▸ **Exercise**:
The records below must be copied in full; omit the images.
################
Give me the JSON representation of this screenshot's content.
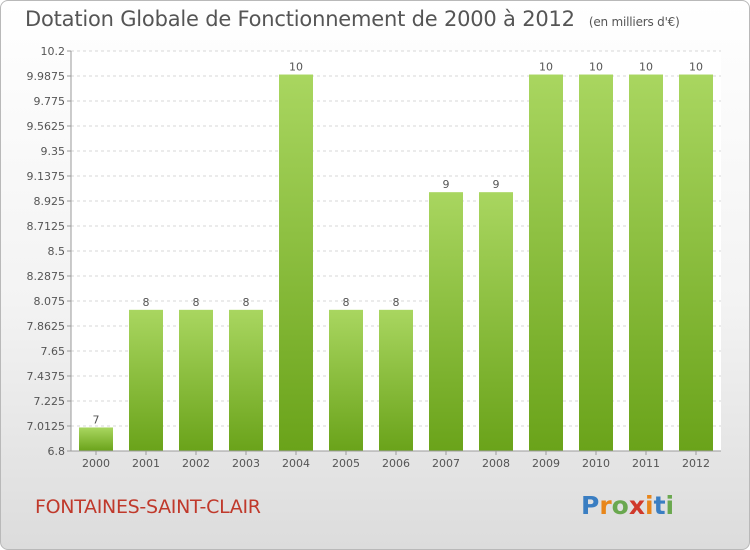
{
  "title": "Dotation Globale de Fonctionnement de 2000 à 2012",
  "subtitle": "(en milliers d'€)",
  "commune": "FONTAINES-SAINT-CLAIR",
  "logo": {
    "letters": [
      "P",
      "r",
      "o",
      "x",
      "i",
      "t",
      "i"
    ],
    "colors": [
      "#3a7ec2",
      "#e8861a",
      "#6aa84f",
      "#d0392b",
      "#e8861a",
      "#3a7ec2",
      "#6aa84f"
    ]
  },
  "colors": {
    "bar_light": "#a9d660",
    "bar_dark": "#6aa31a",
    "axis": "#9a9a9a",
    "text": "#555555",
    "grid": "#d7d7d7"
  },
  "chart_data": {
    "type": "bar",
    "title": "Dotation Globale de Fonctionnement de 2000 à 2012",
    "subtitle": "(en milliers d'€)",
    "categories": [
      "2000",
      "2001",
      "2002",
      "2003",
      "2004",
      "2005",
      "2006",
      "2007",
      "2008",
      "2009",
      "2010",
      "2011",
      "2012"
    ],
    "values": [
      7,
      8,
      8,
      8,
      10,
      8,
      8,
      9,
      9,
      10,
      10,
      10,
      10
    ],
    "labels": [
      "7",
      "8",
      "8",
      "8",
      "10",
      "8",
      "8",
      "9",
      "9",
      "10",
      "10",
      "10",
      "10"
    ],
    "ylim": [
      6.8,
      10.2
    ],
    "yticks": [
      "6.8",
      "7.0125",
      "7.225",
      "7.4375",
      "7.65",
      "7.8625",
      "8.075",
      "8.2875",
      "8.5",
      "8.7125",
      "8.925",
      "9.1375",
      "9.35",
      "9.5625",
      "9.775",
      "9.9875",
      "10.2"
    ],
    "grid": true,
    "legend": "none"
  }
}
################
▸ **Correct response**:
Give me the JSON representation of this screenshot's content.
{
  "title": "Dotation Globale de Fonctionnement de 2000 à 2012",
  "subtitle": "(en milliers d'€)",
  "commune": "FONTAINES-SAINT-CLAIR",
  "logo": {
    "letters": [
      "P",
      "r",
      "o",
      "x",
      "i",
      "t",
      "i"
    ],
    "colors": [
      "#3a7ec2",
      "#e8861a",
      "#6aa84f",
      "#d0392b",
      "#e8861a",
      "#3a7ec2",
      "#6aa84f"
    ]
  },
  "colors": {
    "bar_light": "#a9d660",
    "bar_dark": "#6aa31a",
    "axis": "#9a9a9a",
    "text": "#555555",
    "grid": "#d7d7d7"
  },
  "chart_data": {
    "type": "bar",
    "title": "Dotation Globale de Fonctionnement de 2000 à 2012",
    "subtitle": "(en milliers d'€)",
    "categories": [
      "2000",
      "2001",
      "2002",
      "2003",
      "2004",
      "2005",
      "2006",
      "2007",
      "2008",
      "2009",
      "2010",
      "2011",
      "2012"
    ],
    "values": [
      7,
      8,
      8,
      8,
      10,
      8,
      8,
      9,
      9,
      10,
      10,
      10,
      10
    ],
    "labels": [
      "7",
      "8",
      "8",
      "8",
      "10",
      "8",
      "8",
      "9",
      "9",
      "10",
      "10",
      "10",
      "10"
    ],
    "ylim": [
      6.8,
      10.2
    ],
    "yticks": [
      "6.8",
      "7.0125",
      "7.225",
      "7.4375",
      "7.65",
      "7.8625",
      "8.075",
      "8.2875",
      "8.5",
      "8.7125",
      "8.925",
      "9.1375",
      "9.35",
      "9.5625",
      "9.775",
      "9.9875",
      "10.2"
    ],
    "grid": true,
    "legend": "none"
  }
}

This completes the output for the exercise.